**GEGEBENE EINTRÄGE:**
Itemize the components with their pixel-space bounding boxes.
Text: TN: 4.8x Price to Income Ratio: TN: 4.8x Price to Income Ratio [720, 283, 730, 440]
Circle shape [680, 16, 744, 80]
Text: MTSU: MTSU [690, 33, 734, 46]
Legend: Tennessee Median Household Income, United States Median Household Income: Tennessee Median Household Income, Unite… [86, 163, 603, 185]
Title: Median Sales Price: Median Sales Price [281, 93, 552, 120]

**AUFGABE:** Stelle alle Einträge als CSV mit den zwei Spalten „eingabe“ und „ausgabe“ dar, eine Zeile pro Eintrag mit seinem Text und seiner Antwort. Jedes Feld steht in Anführungszeichen, und Zeilenumbrüche werden durch Leerzeichen ersetzt.

**VOLLSTÄNDIGE LÖSUNG:**
eingabe,ausgabe
"Itemize the components with their pixel-space bounding boxes.","Text: TN: 4.8x Price to Income Ratio: TN: 4.8x Price to Income Ratio [720, 283, 730, 440] Circle shape [680, 16, 744, 80] Text: MTSU: MTSU [690, 33, 734, 46] Legend: Tennessee Median Household Income, United States Median Household Income: Tennessee Median Household Income, Unite… [86, 163, 603, 185] Title: Median Sales Price: Median Sales Price [281, 93, 552, 120]"